(Instruction) Output every line of the entries below word for word, but leave the pictures out.

[begin Data rows]

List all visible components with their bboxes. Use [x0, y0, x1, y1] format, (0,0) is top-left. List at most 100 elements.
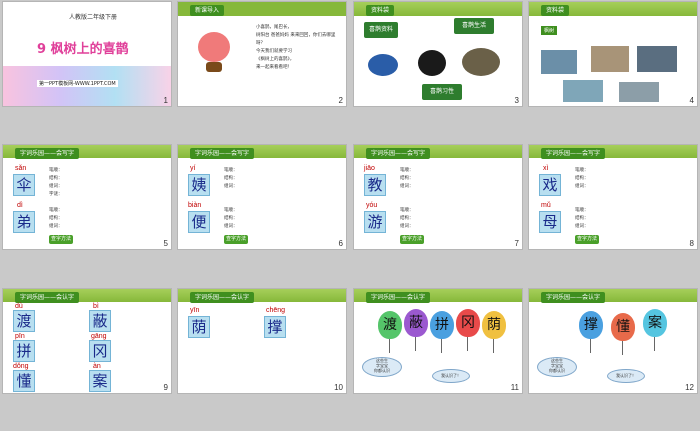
character-notes: 笔顺： 结构： 组词：: [575, 208, 589, 229]
balloon-character[interactable]: 蔽: [404, 309, 428, 351]
section-tag: 字词乐园——会写字: [15, 148, 80, 159]
slide-number: 4: [689, 96, 694, 105]
slide-thumbnail-6[interactable]: 字词乐园——会写字 yí 姨 biàn 便 笔顺： 结构： 组词： 笔顺： 结构： 组词…: [177, 144, 347, 250]
reply-bubble: 我认识了！: [607, 369, 645, 383]
pinyin-label: chēng: [266, 307, 286, 314]
pinyin-label: biàn: [188, 202, 202, 209]
slide-number: 5: [163, 239, 168, 248]
pinyin-label: jiāo: [364, 165, 375, 172]
slide-thumbnail-8[interactable]: 字词乐园——会写字 xì 戏 mǔ 母 笔顺： 结构： 组词： 笔顺： 结构： 组词： …: [528, 144, 698, 250]
slide-thumbnail-1[interactable]: 人教版二年级下册 9 枫树上的喜鹊 第一PPT模板网-WWW.1PPT.COM …: [2, 1, 172, 107]
character-notes: 笔顺： 结构： 组词：: [49, 208, 63, 229]
slide-number: 12: [685, 383, 694, 392]
label-box: 喜鹊资料: [364, 22, 398, 38]
balloon-character[interactable]: 渡: [378, 311, 402, 353]
slide-number: 11: [510, 383, 519, 392]
landscape-photo: [591, 46, 629, 72]
lookup-method-button[interactable]: 查字方法: [224, 235, 248, 244]
reply-bubble: 我认识了！: [432, 369, 470, 383]
pinyin-label: mǔ: [541, 202, 551, 209]
slide-number: 8: [689, 239, 694, 248]
pinyin-label: dǒng: [13, 363, 29, 370]
character-card: 伞: [13, 174, 35, 196]
pinyin-label: yóu: [366, 202, 378, 209]
character-card: 案: [89, 370, 111, 392]
balloon-character[interactable]: 荫: [482, 311, 506, 353]
footer-text: 第一PPT模板网-WWW.1PPT.COM: [37, 80, 118, 87]
bird-photo: [418, 50, 446, 76]
character-notes: 笔顺： 结构： 组词：: [224, 168, 238, 189]
section-tag: 字词乐园——会写字: [541, 148, 606, 159]
lookup-method-button[interactable]: 查字方法: [49, 235, 73, 244]
section-tag: 字词乐园——会认字: [366, 292, 431, 303]
section-tag: 新课导入: [190, 5, 225, 16]
character-card: 冈: [89, 340, 111, 362]
character-card: 戏: [539, 174, 561, 196]
cartoon-apple-icon: [198, 32, 230, 62]
character-card: 拼: [13, 340, 35, 362]
pinyin-label: yīn: [190, 307, 200, 314]
pinyin-label: àn: [93, 363, 101, 370]
character-card: 游: [364, 211, 386, 233]
section-tag: 字词乐园——会写字: [366, 148, 431, 159]
pinyin-label: yí: [190, 165, 196, 172]
character-card: 姨: [188, 174, 210, 196]
slide-thumbnail-9[interactable]: 字词乐园——会认字 dù 渡 bì 蔽 pīn 拼 gāng 冈 dǒng 懂 …: [2, 288, 172, 394]
slide-thumbnail-3[interactable]: 资料袋 喜鹊资料 喜鹊生活 喜鹊习性 3: [353, 1, 523, 107]
pinyin-label: bì: [93, 303, 99, 310]
character-card: 撑: [264, 316, 286, 338]
label-box: 喜鹊生活: [454, 18, 494, 34]
character-card: 蔽: [89, 310, 111, 332]
slide-number: 2: [338, 96, 343, 105]
section-tag: 字词乐园——会写字: [190, 148, 255, 159]
balloon-character[interactable]: 冈: [456, 309, 480, 351]
label-box: 枫树: [541, 26, 558, 35]
label-box: 喜鹊习性: [422, 84, 462, 100]
guitar-icon: [206, 62, 222, 72]
slide-number: 9: [163, 383, 168, 392]
character-card: 弟: [13, 211, 35, 233]
balloon-character[interactable]: 拼: [430, 311, 454, 353]
course-subtitle: 人教版二年级下册: [69, 14, 118, 21]
pinyin-label: dù: [15, 303, 23, 310]
character-card: 荫: [188, 316, 210, 338]
character-notes: 笔顺： 结构： 组词：: [400, 168, 414, 189]
lookup-method-button[interactable]: 查字方法: [575, 235, 599, 244]
pinyin-label: pīn: [15, 333, 25, 340]
slide-thumbnail-7[interactable]: 字词乐园——会写字 jiāo 教 yóu 游 笔顺： 结构： 组词： 笔顺： 结构：组…: [353, 144, 523, 250]
balloon-character[interactable]: 撑: [579, 311, 603, 353]
section-tag: 资料袋: [541, 5, 570, 16]
slide-thumbnail-4[interactable]: 资料袋 枫树 4: [528, 1, 698, 107]
speech-bubble: 这些生 字宝宝 你都认识: [362, 357, 402, 377]
character-notes: 笔顺： 结构： 组词：: [575, 168, 589, 189]
slide-number: 10: [334, 383, 343, 392]
slide-thumbnail-5[interactable]: 字词乐园——会写字 sǎn 伞 dì 弟 笔顺： 结构： 组词： 字谜： 笔顺： 结构：…: [2, 144, 172, 250]
landscape-photo: [541, 50, 577, 74]
slide-title: 9 枫树上的喜鹊: [37, 42, 129, 57]
section-tag: 字词乐园——会认字: [190, 292, 255, 303]
landscape-photo: [619, 82, 659, 102]
slide-number: 6: [338, 239, 343, 248]
section-tag: 字词乐园——会认字: [541, 292, 606, 303]
slide-thumbnail-2[interactable]: 新课导入 小喜鹊，尾巴长， 树阳台 爸爸妈妈 来来回回，你们去哪里呀？ 今天我们就要…: [177, 1, 347, 107]
slide-thumbnail-11[interactable]: 字词乐园——会认字 渡 蔽 拼 冈 荫 这些生 字宝宝 你都认识 我认识了！ 11: [353, 288, 523, 394]
character-card: 便: [188, 211, 210, 233]
lookup-method-button[interactable]: 查字方法: [400, 235, 424, 244]
slide-thumbnail-12[interactable]: 字词乐园——会认字 撑 懂 案 这些生 字宝宝 你都认识 我认识了！ 12: [528, 288, 698, 394]
landscape-photo: [637, 46, 677, 72]
pinyin-label: dì: [17, 202, 23, 209]
balloon-character[interactable]: 案: [643, 309, 667, 351]
character-card: 懂: [13, 370, 35, 392]
slide-number: 1: [163, 96, 168, 105]
character-card: 教: [364, 174, 386, 196]
section-tag: 资料袋: [366, 5, 395, 16]
slide-number: 7: [514, 239, 519, 248]
bird-photo: [368, 54, 398, 76]
balloon-character[interactable]: 懂: [611, 313, 635, 355]
speech-bubble: 这些生 字宝宝 你都认识: [537, 357, 577, 377]
slide-number: 3: [514, 96, 519, 105]
slide-thumbnail-10[interactable]: 字词乐园——会认字 yīn 荫 chēng 撑 10: [177, 288, 347, 394]
section-tag: 字词乐园——会认字: [15, 292, 80, 303]
character-card: 渡: [13, 310, 35, 332]
character-card: 母: [539, 211, 561, 233]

[end Data rows]

(Reply)
List all visible components with their bboxes. Use [x0, y0, x1, y1] format, (0,0) is top-left. List at most 100 elements.
character-notes: 笔顺： 结构： 组词：: [575, 208, 589, 229]
balloon-character[interactable]: 蔽: [404, 309, 428, 351]
section-tag: 字词乐园——会写字: [15, 148, 80, 159]
slide-number: 4: [689, 96, 694, 105]
slide-thumbnail-6[interactable]: 字词乐园——会写字 yí 姨 biàn 便 笔顺： 结构： 组词： 笔顺： 结构： 组词…: [177, 144, 347, 250]
reply-bubble: 我认识了！: [607, 369, 645, 383]
pinyin-label: chēng: [266, 307, 286, 314]
pinyin-label: biàn: [188, 202, 202, 209]
slide-number: 5: [163, 239, 168, 248]
pinyin-label: jiāo: [364, 165, 375, 172]
slide-thumbnail-8[interactable]: 字词乐园——会写字 xì 戏 mǔ 母 笔顺： 结构： 组词： 笔顺： 结构： 组词： …: [528, 144, 698, 250]
slide-thumbnail-1[interactable]: 人教版二年级下册 9 枫树上的喜鹊 第一PPT模板网-WWW.1PPT.COM …: [2, 1, 172, 107]
character-notes: 笔顺： 结构： 组词：: [49, 208, 63, 229]
slide-number: 12: [685, 383, 694, 392]
label-box: 喜鹊资料: [364, 22, 398, 38]
balloon-character[interactable]: 渡: [378, 311, 402, 353]
slide-number: 11: [510, 383, 519, 392]
landscape-photo: [591, 46, 629, 72]
lookup-method-button[interactable]: 查字方法: [224, 235, 248, 244]
reply-bubble: 我认识了！: [432, 369, 470, 383]
pinyin-label: mǔ: [541, 202, 551, 209]
slide-number: 8: [689, 239, 694, 248]
pinyin-label: dǒng: [13, 363, 29, 370]
character-card: 伞: [13, 174, 35, 196]
pinyin-label: yóu: [366, 202, 378, 209]
character-card: 案: [89, 370, 111, 392]
balloon-character[interactable]: 荫: [482, 311, 506, 353]
footer-text: 第一PPT模板网-WWW.1PPT.COM: [37, 80, 118, 87]
bird-photo: [418, 50, 446, 76]
character-notes: 笔顺： 结构： 组词：: [224, 168, 238, 189]
section-tag: 字词乐园——会写字: [541, 148, 606, 159]
lookup-method-button[interactable]: 查字方法: [49, 235, 73, 244]
section-tag: 字词乐园——会认字: [366, 292, 431, 303]
section-tag: 新课导入: [190, 5, 225, 16]
character-card: 冈: [89, 340, 111, 362]
character-card: 戏: [539, 174, 561, 196]
cartoon-apple-icon: [198, 32, 230, 62]
character-card: 拼: [13, 340, 35, 362]
pinyin-label: yīn: [190, 307, 200, 314]
pinyin-label: àn: [93, 363, 101, 370]
character-card: 游: [364, 211, 386, 233]
section-tag: 字词乐园——会写字: [366, 148, 431, 159]
pinyin-label: yí: [190, 165, 196, 172]
character-card: 姨: [188, 174, 210, 196]
slide-thumbnail-9[interactable]: 字词乐园——会认字 dù 渡 bì 蔽 pīn 拼 gāng 冈 dǒng 懂 …: [2, 288, 172, 394]
slide-thumbnail-3[interactable]: 资料袋 喜鹊资料 喜鹊生活 喜鹊习性 3: [353, 1, 523, 107]
pinyin-label: bì: [93, 303, 99, 310]
character-card: 撑: [264, 316, 286, 338]
label-box: 喜鹊生活: [454, 18, 494, 34]
character-card: 蔽: [89, 310, 111, 332]
slide-number: 2: [338, 96, 343, 105]
section-tag: 字词乐园——会写字: [190, 148, 255, 159]
balloon-character[interactable]: 冈: [456, 309, 480, 351]
label-box: 枫树: [541, 26, 558, 35]
label-box: 喜鹊习性: [422, 84, 462, 100]
guitar-icon: [206, 62, 222, 72]
slide-number: 9: [163, 383, 168, 392]
character-card: 弟: [13, 211, 35, 233]
balloon-character[interactable]: 拼: [430, 311, 454, 353]
course-subtitle: 人教版二年级下册: [69, 14, 118, 21]
pinyin-label: dù: [15, 303, 23, 310]
character-card: 荫: [188, 316, 210, 338]
character-notes: 笔顺： 结构： 组词：: [400, 168, 414, 189]
lookup-method-button[interactable]: 查字方法: [575, 235, 599, 244]
pinyin-label: pīn: [15, 333, 25, 340]
slide-thumbnail-7[interactable]: 字词乐园——会写字 jiāo 教 yóu 游 笔顺： 结构： 组词： 笔顺： 结构：组…: [353, 144, 523, 250]
balloon-character[interactable]: 撑: [579, 311, 603, 353]
section-tag: 资料袋: [541, 5, 570, 16]
slide-thumbnail-4[interactable]: 资料袋 枫树 4: [528, 1, 698, 107]
speech-bubble: 这些生 字宝宝 你都认识: [362, 357, 402, 377]
character-notes: 笔顺： 结构： 组词：: [575, 168, 589, 189]
slide-number: 10: [334, 383, 343, 392]
slide-thumbnail-5[interactable]: 字词乐园——会写字 sǎn 伞 dì 弟 笔顺： 结构： 组词： 字谜： 笔顺： 结构：…: [2, 144, 172, 250]
landscape-photo: [541, 50, 577, 74]
slide-title: 9 枫树上的喜鹊: [37, 42, 129, 57]
section-tag: 字词乐园——会认字: [190, 292, 255, 303]
landscape-photo: [619, 82, 659, 102]
slide-number: 6: [338, 239, 343, 248]
section-tag: 字词乐园——会认字: [541, 292, 606, 303]
slide-thumbnail-2[interactable]: 新课导入 小喜鹊，尾巴长， 树阳台 爸爸妈妈 来来回回，你们去哪里呀？ 今天我们就要…: [177, 1, 347, 107]
slide-thumbnail-11[interactable]: 字词乐园——会认字 渡 蔽 拼 冈 荫 这些生 字宝宝 你都认识 我认识了！ 11: [353, 288, 523, 394]
character-card: 便: [188, 211, 210, 233]
lookup-method-button[interactable]: 查字方法: [400, 235, 424, 244]
slide-thumbnail-12[interactable]: 字词乐园——会认字 撑 懂 案 这些生 字宝宝 你都认识 我认识了！ 12: [528, 288, 698, 394]
landscape-photo: [637, 46, 677, 72]
pinyin-label: dì: [17, 202, 23, 209]
balloon-character[interactable]: 案: [643, 309, 667, 351]
character-card: 懂: [13, 370, 35, 392]
slide-number: 1: [163, 96, 168, 105]
character-card: 教: [364, 174, 386, 196]
section-tag: 资料袋: [366, 5, 395, 16]
slide-number: 7: [514, 239, 519, 248]
bird-photo: [368, 54, 398, 76]
balloon-character[interactable]: 懂: [611, 313, 635, 355]
speech-bubble: 这些生 字宝宝 你都认识: [537, 357, 577, 377]
slide-number: 3: [514, 96, 519, 105]
slide-thumbnail-10[interactable]: 字词乐园——会认字 yīn 荫 chēng 撑 10: [177, 288, 347, 394]
section-tag: 字词乐园——会认字: [15, 292, 80, 303]
character-card: 渡: [13, 310, 35, 332]
character-card: 母: [539, 211, 561, 233]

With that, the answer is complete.